### EXERCISE TASK
Below are the records; locate each line with the word "DISPLAY" and copy it.

### DATA SHOWN

■ ■ ■ ■ ■

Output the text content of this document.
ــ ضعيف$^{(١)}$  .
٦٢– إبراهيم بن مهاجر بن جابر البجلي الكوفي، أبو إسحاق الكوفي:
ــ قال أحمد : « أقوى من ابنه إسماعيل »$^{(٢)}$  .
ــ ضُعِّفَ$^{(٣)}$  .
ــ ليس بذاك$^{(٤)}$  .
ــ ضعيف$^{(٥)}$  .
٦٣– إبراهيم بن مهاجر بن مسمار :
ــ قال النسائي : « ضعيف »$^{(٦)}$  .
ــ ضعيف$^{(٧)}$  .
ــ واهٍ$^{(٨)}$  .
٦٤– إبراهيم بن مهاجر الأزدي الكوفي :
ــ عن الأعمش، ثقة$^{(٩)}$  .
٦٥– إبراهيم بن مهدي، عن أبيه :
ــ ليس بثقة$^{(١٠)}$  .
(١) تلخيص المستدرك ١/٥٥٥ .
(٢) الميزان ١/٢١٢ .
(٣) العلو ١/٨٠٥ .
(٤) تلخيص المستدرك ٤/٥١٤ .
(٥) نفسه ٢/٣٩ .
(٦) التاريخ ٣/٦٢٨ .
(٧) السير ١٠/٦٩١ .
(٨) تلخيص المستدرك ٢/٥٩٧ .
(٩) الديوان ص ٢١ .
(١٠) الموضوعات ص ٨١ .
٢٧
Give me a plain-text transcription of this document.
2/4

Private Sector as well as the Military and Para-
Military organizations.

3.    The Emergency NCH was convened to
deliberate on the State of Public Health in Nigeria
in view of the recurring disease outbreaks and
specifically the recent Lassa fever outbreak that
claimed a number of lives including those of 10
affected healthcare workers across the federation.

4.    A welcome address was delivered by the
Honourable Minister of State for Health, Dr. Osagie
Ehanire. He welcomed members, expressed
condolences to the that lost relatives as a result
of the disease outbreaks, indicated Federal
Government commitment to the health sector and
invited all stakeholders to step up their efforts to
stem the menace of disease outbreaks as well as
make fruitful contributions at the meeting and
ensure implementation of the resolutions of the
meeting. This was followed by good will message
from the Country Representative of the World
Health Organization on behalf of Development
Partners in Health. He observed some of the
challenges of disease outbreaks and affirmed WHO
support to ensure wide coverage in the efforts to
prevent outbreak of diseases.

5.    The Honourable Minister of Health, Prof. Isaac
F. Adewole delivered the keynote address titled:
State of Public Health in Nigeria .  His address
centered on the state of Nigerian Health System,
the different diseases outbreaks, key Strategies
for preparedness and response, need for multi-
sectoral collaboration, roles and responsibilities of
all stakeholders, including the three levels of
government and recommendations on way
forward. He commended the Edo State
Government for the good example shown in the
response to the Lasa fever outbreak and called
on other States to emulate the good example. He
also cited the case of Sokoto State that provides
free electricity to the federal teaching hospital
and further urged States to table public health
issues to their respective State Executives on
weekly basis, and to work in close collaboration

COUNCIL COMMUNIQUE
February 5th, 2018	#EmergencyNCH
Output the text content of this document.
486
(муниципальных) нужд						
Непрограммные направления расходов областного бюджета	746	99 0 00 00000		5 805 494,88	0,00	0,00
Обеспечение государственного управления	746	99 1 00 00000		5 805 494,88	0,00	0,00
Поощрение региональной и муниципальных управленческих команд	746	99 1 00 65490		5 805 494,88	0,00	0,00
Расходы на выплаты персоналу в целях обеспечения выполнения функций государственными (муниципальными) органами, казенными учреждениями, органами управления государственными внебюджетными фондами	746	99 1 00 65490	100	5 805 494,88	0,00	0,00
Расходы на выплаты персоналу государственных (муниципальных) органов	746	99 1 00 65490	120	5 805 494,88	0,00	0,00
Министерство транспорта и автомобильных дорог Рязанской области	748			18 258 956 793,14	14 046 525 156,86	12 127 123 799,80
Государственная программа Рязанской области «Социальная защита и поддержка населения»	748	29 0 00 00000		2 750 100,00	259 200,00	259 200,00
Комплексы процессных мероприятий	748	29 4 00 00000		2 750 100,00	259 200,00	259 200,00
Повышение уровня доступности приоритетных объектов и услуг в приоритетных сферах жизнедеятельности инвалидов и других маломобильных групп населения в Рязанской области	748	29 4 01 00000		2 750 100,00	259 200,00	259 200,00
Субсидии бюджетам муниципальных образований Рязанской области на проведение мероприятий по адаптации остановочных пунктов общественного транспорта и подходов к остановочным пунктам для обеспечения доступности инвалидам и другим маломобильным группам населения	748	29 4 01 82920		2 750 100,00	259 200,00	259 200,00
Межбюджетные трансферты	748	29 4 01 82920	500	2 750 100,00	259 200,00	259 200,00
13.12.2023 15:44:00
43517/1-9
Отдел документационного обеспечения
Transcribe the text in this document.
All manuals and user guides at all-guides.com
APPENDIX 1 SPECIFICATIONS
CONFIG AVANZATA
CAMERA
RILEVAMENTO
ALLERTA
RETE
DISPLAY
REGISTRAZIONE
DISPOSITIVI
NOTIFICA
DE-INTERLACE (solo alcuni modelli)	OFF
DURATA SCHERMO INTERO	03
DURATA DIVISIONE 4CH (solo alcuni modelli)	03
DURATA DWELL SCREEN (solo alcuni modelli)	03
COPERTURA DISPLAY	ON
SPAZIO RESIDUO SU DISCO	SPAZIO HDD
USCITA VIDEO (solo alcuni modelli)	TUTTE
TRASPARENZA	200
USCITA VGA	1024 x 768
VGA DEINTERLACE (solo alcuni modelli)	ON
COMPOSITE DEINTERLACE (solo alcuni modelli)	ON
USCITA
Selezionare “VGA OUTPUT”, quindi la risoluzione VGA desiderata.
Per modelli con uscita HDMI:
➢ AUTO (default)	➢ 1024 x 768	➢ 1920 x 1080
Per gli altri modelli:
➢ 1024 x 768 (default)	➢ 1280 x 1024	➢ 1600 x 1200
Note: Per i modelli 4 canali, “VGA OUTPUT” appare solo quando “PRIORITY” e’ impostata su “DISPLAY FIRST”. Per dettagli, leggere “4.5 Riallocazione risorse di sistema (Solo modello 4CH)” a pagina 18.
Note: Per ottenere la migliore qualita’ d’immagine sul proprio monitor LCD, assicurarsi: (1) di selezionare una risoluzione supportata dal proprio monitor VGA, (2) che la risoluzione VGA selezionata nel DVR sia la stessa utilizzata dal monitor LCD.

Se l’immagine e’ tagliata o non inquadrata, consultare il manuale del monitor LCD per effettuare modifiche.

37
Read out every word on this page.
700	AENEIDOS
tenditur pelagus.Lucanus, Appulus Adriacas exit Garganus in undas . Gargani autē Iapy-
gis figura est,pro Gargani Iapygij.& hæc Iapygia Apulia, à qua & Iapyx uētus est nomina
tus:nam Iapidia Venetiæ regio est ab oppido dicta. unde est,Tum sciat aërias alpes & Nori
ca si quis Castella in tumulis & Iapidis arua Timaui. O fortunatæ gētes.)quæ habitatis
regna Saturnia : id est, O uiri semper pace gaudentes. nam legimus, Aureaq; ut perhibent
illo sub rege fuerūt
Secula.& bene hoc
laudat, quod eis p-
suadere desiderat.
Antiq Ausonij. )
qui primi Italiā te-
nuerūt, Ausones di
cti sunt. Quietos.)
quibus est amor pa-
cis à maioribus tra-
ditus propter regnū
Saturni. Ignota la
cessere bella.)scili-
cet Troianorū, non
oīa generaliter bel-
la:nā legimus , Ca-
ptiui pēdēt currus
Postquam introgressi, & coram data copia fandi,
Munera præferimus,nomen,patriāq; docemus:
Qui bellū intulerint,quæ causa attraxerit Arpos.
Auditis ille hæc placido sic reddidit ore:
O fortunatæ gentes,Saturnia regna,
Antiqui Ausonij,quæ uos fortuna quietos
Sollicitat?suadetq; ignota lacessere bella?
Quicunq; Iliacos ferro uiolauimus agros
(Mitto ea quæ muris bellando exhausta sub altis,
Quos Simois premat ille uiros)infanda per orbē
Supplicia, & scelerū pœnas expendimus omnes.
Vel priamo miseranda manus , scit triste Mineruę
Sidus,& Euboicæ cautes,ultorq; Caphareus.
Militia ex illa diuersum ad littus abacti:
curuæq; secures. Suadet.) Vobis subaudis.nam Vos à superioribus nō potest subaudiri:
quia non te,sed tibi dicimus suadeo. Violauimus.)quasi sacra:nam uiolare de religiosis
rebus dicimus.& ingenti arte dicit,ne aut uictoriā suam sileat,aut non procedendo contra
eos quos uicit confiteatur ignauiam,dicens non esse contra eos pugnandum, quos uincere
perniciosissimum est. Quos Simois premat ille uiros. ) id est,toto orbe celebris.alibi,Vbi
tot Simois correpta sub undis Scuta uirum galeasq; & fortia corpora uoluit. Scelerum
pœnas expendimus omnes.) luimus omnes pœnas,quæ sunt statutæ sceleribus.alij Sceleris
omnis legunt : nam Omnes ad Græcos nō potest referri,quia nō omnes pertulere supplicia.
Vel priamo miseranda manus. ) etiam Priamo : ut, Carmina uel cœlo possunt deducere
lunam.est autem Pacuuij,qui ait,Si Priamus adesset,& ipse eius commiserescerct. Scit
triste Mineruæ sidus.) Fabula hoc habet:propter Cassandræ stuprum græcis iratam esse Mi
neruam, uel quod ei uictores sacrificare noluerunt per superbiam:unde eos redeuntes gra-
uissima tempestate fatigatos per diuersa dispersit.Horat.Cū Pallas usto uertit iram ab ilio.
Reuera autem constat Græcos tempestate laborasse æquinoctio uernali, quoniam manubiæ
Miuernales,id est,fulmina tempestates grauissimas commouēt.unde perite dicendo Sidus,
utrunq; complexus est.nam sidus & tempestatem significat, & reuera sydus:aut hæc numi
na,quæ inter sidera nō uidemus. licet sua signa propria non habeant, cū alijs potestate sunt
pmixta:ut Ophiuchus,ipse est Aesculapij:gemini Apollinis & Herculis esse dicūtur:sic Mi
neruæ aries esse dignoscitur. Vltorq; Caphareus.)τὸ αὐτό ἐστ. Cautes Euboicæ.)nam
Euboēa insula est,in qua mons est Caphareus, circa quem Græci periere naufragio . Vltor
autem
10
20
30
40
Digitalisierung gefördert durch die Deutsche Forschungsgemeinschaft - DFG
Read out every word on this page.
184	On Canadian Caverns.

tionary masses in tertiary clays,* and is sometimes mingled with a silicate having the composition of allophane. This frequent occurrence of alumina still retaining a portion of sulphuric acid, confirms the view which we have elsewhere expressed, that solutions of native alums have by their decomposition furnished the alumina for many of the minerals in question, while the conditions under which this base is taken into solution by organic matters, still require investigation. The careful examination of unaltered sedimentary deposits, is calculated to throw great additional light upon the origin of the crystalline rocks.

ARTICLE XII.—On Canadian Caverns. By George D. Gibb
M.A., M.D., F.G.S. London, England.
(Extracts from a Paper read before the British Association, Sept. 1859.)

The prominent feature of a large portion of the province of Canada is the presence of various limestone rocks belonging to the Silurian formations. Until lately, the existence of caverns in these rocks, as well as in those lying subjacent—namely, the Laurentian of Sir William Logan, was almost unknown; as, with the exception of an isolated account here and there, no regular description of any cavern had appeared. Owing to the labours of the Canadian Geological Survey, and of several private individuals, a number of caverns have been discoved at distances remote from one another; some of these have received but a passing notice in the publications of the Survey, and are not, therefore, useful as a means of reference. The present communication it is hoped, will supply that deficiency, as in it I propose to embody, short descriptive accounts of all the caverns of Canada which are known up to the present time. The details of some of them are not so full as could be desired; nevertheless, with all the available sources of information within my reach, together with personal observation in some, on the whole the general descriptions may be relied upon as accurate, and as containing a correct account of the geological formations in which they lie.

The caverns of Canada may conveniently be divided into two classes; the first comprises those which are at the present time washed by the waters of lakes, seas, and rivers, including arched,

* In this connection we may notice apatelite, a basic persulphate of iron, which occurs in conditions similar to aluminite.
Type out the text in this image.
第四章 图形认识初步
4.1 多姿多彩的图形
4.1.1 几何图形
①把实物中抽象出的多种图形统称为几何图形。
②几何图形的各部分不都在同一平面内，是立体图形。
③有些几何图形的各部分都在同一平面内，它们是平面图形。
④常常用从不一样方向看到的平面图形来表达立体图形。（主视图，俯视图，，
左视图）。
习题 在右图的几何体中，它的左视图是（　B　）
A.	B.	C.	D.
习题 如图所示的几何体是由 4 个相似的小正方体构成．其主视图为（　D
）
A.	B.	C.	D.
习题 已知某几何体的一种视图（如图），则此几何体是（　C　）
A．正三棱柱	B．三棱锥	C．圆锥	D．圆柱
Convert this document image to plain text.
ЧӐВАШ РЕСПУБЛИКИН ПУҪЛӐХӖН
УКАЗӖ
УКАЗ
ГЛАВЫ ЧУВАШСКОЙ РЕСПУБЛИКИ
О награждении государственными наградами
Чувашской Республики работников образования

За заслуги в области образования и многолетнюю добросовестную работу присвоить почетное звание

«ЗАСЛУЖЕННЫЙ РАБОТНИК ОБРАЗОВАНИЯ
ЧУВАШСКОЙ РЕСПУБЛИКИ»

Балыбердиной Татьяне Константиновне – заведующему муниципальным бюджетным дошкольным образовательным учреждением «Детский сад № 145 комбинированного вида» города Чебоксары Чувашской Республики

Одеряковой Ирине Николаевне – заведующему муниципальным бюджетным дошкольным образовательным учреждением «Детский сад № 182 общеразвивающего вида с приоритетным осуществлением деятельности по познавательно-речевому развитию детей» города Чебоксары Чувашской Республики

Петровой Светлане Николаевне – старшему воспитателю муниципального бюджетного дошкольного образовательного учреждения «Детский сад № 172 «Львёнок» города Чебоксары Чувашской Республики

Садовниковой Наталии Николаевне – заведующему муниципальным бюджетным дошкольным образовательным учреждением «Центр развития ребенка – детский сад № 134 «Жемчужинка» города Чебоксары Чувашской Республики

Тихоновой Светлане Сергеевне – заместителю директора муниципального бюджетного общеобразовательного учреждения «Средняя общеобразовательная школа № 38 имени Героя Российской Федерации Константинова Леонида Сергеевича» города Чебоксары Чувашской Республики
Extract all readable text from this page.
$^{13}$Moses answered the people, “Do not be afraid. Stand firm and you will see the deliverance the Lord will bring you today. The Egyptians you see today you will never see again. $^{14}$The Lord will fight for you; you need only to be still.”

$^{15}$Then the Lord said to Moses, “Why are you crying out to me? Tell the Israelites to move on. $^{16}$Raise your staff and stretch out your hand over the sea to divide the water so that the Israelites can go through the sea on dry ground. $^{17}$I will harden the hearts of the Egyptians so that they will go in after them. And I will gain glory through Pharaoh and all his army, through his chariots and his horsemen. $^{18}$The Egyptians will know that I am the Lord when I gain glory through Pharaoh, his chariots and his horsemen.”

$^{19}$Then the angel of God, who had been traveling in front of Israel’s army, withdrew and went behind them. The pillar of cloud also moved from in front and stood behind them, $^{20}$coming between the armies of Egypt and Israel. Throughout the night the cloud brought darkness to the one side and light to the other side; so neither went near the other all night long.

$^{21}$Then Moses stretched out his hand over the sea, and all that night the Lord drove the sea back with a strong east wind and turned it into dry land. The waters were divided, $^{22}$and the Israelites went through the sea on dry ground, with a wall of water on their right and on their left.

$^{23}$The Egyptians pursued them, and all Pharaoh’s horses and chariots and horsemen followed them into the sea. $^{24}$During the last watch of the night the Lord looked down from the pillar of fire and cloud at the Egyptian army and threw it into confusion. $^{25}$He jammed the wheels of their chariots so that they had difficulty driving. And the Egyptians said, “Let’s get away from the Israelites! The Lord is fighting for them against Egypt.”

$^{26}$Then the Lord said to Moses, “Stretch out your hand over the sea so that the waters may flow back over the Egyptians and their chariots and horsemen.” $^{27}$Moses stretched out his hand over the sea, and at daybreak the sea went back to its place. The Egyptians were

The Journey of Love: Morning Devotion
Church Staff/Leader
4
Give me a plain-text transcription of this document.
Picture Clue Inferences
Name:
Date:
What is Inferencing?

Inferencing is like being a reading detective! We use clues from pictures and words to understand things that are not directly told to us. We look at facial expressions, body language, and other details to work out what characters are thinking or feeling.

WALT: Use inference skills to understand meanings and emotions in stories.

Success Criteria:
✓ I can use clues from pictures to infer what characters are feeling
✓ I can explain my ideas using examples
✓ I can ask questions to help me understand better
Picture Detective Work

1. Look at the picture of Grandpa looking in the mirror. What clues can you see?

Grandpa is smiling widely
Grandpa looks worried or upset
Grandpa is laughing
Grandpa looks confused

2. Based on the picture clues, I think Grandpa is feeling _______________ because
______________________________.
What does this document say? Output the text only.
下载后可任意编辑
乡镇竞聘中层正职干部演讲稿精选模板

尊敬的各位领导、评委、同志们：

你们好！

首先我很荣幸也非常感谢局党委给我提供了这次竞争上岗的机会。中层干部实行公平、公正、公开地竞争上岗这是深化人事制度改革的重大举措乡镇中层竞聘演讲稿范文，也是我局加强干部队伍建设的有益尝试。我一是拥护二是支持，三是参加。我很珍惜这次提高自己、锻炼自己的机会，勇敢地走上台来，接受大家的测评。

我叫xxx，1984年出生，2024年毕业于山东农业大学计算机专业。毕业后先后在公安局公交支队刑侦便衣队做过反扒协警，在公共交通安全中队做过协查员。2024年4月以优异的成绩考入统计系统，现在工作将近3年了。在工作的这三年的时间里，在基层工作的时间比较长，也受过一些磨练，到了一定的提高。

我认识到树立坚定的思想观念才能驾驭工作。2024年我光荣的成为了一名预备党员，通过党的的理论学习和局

■ ■ ■ ■ ■

### OUTPUT FOR THIS EXERCISE
DISPLAY
COPERTURA DISPLAY	ON
Note: Per i modelli 4 canali, “VGA OUTPUT” appare solo quando “PRIORITY” e’ impostata su “DISPLAY FIRST”. Per dettagli, leggere “4.5 Riallocazione risorse di sistema (Solo modello 4CH)” a pagina 18.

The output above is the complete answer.